_Task brief_:
Would you transcribe the whole listing exactly, minus its pictures?
== Segment start ==
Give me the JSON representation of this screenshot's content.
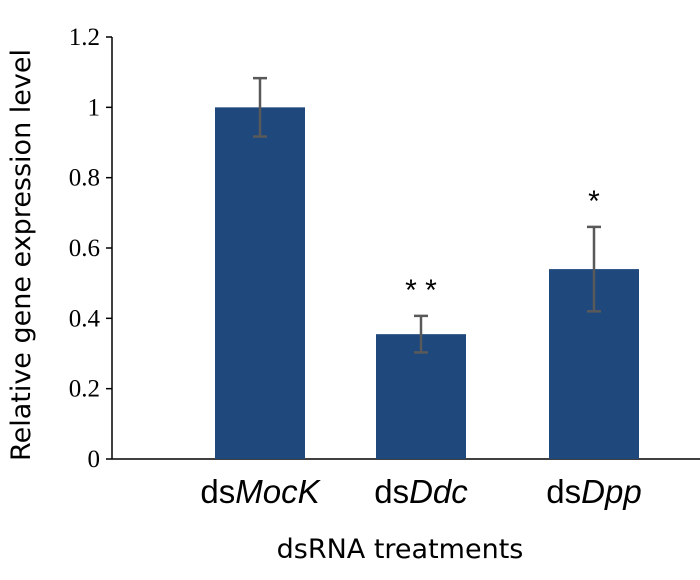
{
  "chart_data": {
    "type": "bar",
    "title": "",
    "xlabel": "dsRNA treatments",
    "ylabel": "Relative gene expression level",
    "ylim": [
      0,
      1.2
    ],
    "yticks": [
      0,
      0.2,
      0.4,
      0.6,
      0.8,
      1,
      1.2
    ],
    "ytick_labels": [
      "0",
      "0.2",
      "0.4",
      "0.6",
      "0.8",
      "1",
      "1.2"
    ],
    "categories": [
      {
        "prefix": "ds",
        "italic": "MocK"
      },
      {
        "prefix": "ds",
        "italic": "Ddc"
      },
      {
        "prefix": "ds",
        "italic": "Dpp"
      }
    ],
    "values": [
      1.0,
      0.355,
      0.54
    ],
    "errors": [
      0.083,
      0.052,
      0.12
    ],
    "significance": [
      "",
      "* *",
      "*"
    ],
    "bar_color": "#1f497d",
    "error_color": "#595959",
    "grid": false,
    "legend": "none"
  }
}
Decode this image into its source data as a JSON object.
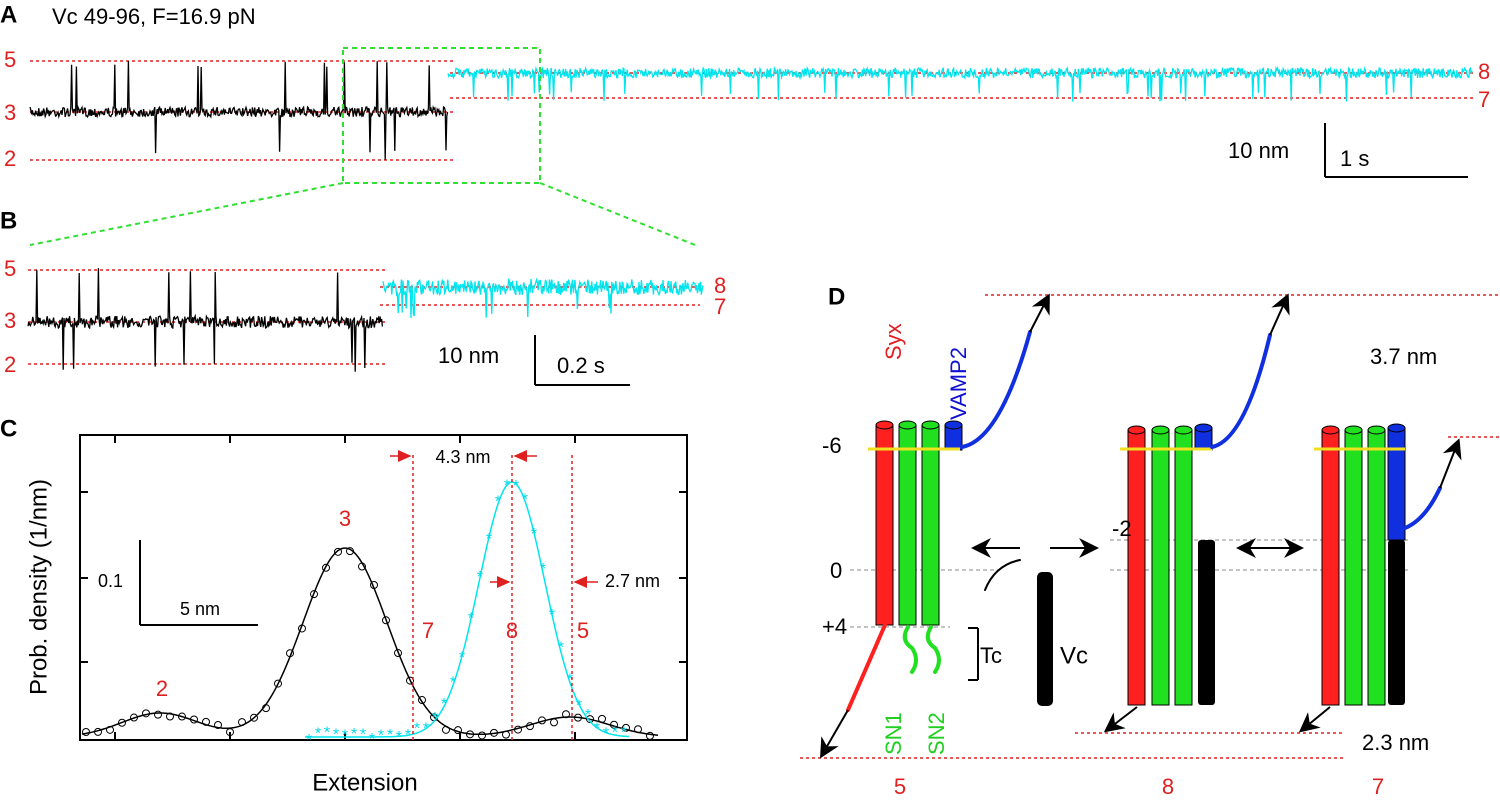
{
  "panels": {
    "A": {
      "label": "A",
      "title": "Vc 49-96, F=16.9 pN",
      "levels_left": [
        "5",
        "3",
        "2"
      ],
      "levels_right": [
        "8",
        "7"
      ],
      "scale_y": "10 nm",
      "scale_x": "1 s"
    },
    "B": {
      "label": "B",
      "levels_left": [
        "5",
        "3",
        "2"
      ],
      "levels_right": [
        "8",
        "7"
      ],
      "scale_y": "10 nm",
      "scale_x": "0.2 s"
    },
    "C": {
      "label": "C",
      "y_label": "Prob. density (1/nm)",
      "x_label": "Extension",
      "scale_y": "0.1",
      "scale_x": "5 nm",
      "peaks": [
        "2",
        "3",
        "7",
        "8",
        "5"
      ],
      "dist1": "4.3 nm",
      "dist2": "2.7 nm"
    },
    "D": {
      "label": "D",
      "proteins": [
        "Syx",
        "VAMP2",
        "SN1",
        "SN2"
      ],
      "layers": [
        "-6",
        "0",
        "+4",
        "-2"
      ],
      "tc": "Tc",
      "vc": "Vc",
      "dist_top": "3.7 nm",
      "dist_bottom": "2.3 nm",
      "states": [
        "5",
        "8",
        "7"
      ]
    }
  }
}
== Segment end ==
_Task answer_:
Give me the JSON representation of this screenshot's content.
{
  "chart_data": {
    "type": "bar",
    "title": "",
    "xlabel": "dsRNA treatments",
    "ylabel": "Relative gene expression level",
    "ylim": [
      0,
      1.2
    ],
    "yticks": [
      0,
      0.2,
      0.4,
      0.6,
      0.8,
      1,
      1.2
    ],
    "ytick_labels": [
      "0",
      "0.2",
      "0.4",
      "0.6",
      "0.8",
      "1",
      "1.2"
    ],
    "categories": [
      {
        "prefix": "ds",
        "italic": "MocK"
      },
      {
        "prefix": "ds",
        "italic": "Ddc"
      },
      {
        "prefix": "ds",
        "italic": "Dpp"
      }
    ],
    "values": [
      1.0,
      0.355,
      0.54
    ],
    "errors": [
      0.083,
      0.052,
      0.12
    ],
    "significance": [
      "",
      "* *",
      "*"
    ],
    "bar_color": "#1f497d",
    "error_color": "#595959",
    "grid": false,
    "legend": "none"
  }
}
Decode this image into its source data as a JSON object.
{
  "panels": {
    "A": {
      "label": "A",
      "title": "Vc 49-96, F=16.9 pN",
      "levels_left": [
        "5",
        "3",
        "2"
      ],
      "levels_right": [
        "8",
        "7"
      ],
      "scale_y": "10 nm",
      "scale_x": "1 s"
    },
    "B": {
      "label": "B",
      "levels_left": [
        "5",
        "3",
        "2"
      ],
      "levels_right": [
        "8",
        "7"
      ],
      "scale_y": "10 nm",
      "scale_x": "0.2 s"
    },
    "C": {
      "label": "C",
      "y_label": "Prob. density (1/nm)",
      "x_label": "Extension",
      "scale_y": "0.1",
      "scale_x": "5 nm",
      "peaks": [
        "2",
        "3",
        "7",
        "8",
        "5"
      ],
      "dist1": "4.3 nm",
      "dist2": "2.7 nm"
    },
    "D": {
      "label": "D",
      "proteins": [
        "Syx",
        "VAMP2",
        "SN1",
        "SN2"
      ],
      "layers": [
        "-6",
        "0",
        "+4",
        "-2"
      ],
      "tc": "Tc",
      "vc": "Vc",
      "dist_top": "3.7 nm",
      "dist_bottom": "2.3 nm",
      "states": [
        "5",
        "8",
        "7"
      ]
    }
  }
}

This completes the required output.